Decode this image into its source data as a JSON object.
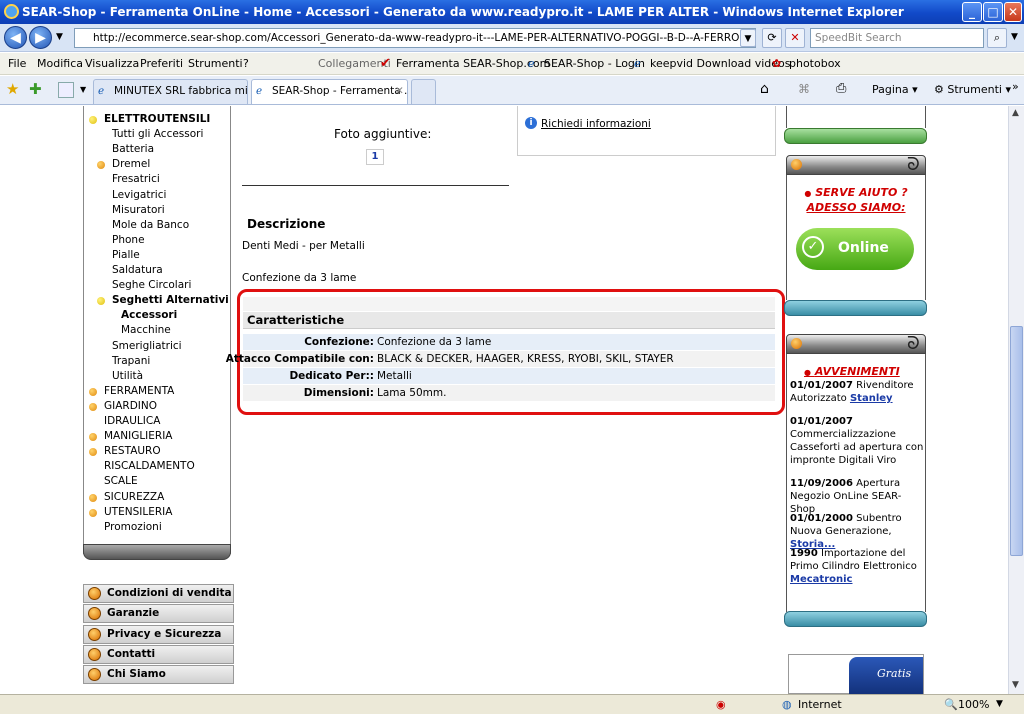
{
  "window": {
    "title": "SEAR-Shop - Ferramenta OnLine - Home - Accessori - Generato da www.readypro.it - LAME PER ALTER - Windows Internet Explorer"
  },
  "address_bar": {
    "url": "http://ecommerce.sear-shop.com/Accessori_Generato-da-www-readypro-it---LAME-PER-ALTERNATIVO-POGGI--B-D--A-FERRO-685-00.1.19.136.gp.11",
    "search_placeholder": "SpeedBit Search"
  },
  "menu": {
    "items": [
      "File",
      "Modifica",
      "Visualizza",
      "Preferiti",
      "Strumenti",
      "?"
    ],
    "links_label": "Collegamenti",
    "links": [
      "Ferramenta SEAR-Shop.com",
      "SEAR-Shop - Login",
      "keepvid Download videos",
      "photobox"
    ]
  },
  "tabs": [
    {
      "label": "MINUTEX SRL fabbrica minut..."
    },
    {
      "label": "SEAR-Shop - Ferramenta ..."
    }
  ],
  "toolbar": {
    "page": "Pagina",
    "tools": "Strumenti"
  },
  "sidebar": {
    "categories": [
      {
        "label": "ELETTROUTENSILI",
        "level": 0,
        "bullet": "yellow",
        "bold": true
      },
      {
        "label": "Tutti gli Accessori",
        "level": 1
      },
      {
        "label": "Batteria",
        "level": 1
      },
      {
        "label": "Dremel",
        "level": 1,
        "bullet": "orange"
      },
      {
        "label": "Fresatrici",
        "level": 1
      },
      {
        "label": "Levigatrici",
        "level": 1
      },
      {
        "label": "Misuratori",
        "level": 1
      },
      {
        "label": "Mole da Banco",
        "level": 1
      },
      {
        "label": "Phone",
        "level": 1
      },
      {
        "label": "Pialle",
        "level": 1
      },
      {
        "label": "Saldatura",
        "level": 1
      },
      {
        "label": "Seghe Circolari",
        "level": 1
      },
      {
        "label": "Seghetti Alternativi",
        "level": 1,
        "bullet": "yellow",
        "bold": true
      },
      {
        "label": "Accessori",
        "level": 2,
        "bold": true
      },
      {
        "label": "Macchine",
        "level": 2
      },
      {
        "label": "Smerigliatrici",
        "level": 1
      },
      {
        "label": "Trapani",
        "level": 1
      },
      {
        "label": "Utilità",
        "level": 1
      },
      {
        "label": "FERRAMENTA",
        "level": 0,
        "bullet": "orange"
      },
      {
        "label": "GIARDINO",
        "level": 0,
        "bullet": "orange"
      },
      {
        "label": "IDRAULICA",
        "level": 0
      },
      {
        "label": "MANIGLIERIA",
        "level": 0,
        "bullet": "orange"
      },
      {
        "label": "RESTAURO",
        "level": 0,
        "bullet": "orange"
      },
      {
        "label": "RISCALDAMENTO",
        "level": 0
      },
      {
        "label": "SCALE",
        "level": 0
      },
      {
        "label": "SICUREZZA",
        "level": 0,
        "bullet": "orange"
      },
      {
        "label": "UTENSILERIA",
        "level": 0,
        "bullet": "orange"
      },
      {
        "label": "Promozioni",
        "level": 0
      }
    ],
    "buttons": [
      "Condizioni di vendita",
      "Garanzie",
      "Privacy e Sicurezza",
      "Contatti",
      "Chi Siamo"
    ]
  },
  "product": {
    "extra_photos_label": "Foto aggiuntive:",
    "photo_page": "1",
    "info_link": "Richiedi informazioni",
    "description_title": "Descrizione",
    "description_lines": [
      "Denti Medi - per Metalli",
      "Confezione da 3 lame"
    ],
    "features_title": "Caratteristiche",
    "features": [
      {
        "key": "Confezione:",
        "value": "Confezione da 3 lame"
      },
      {
        "key": "Attacco Compatibile con:",
        "value": "BLACK & DECKER, HAAGER, KRESS, RYOBI, SKIL, STAYER"
      },
      {
        "key": "Dedicato Per::",
        "value": "Metalli"
      },
      {
        "key": "Dimensioni:",
        "value": "Lama 50mm."
      }
    ]
  },
  "right": {
    "help_line1": "SERVE AIUTO ?",
    "help_line2": "ADESSO SIAMO:",
    "online_label": "Online",
    "events_title": "AVVENIMENTI",
    "events": [
      {
        "date": "01/01/2007",
        "text": "Rivenditore Autorizzato",
        "link": "Stanley"
      },
      {
        "date": "01/01/2007",
        "text": "Commercializzazione Casseforti ad apertura con impronte Digitali Viro",
        "link": ""
      },
      {
        "date": "11/09/2006",
        "text": "Apertura Negozio OnLine SEAR-Shop",
        "link": ""
      },
      {
        "date": "01/01/2000",
        "text": "Subentro Nuova Generazione,",
        "link": "Storia..."
      },
      {
        "date": "1990",
        "text": "Importazione del Primo Cilindro Elettronico",
        "link": "Mecatronic"
      }
    ],
    "gratis_label": "Gratis"
  },
  "status": {
    "zone": "Internet",
    "zoom": "100%"
  }
}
◇ ◇ ◇ ◇ ◇ ◇ ◇
- SET TASK
Locate and copy each line in the data above that includes the word "readypro".

- EXERCISE OUTPUT
    "title": "SEAR-Shop - Ferramenta OnLine - Home - Accessori - Generato da www.readypro.it - LAME PER ALTER - Windows Internet Explorer"
    "url": "http://ecommerce.sear-shop.com/Accessori_Generato-da-www-readypro-it---LAME-PER-ALTERNATIVO-POGGI--B-D--A-FERRO-685-00.1.19.136.gp.11",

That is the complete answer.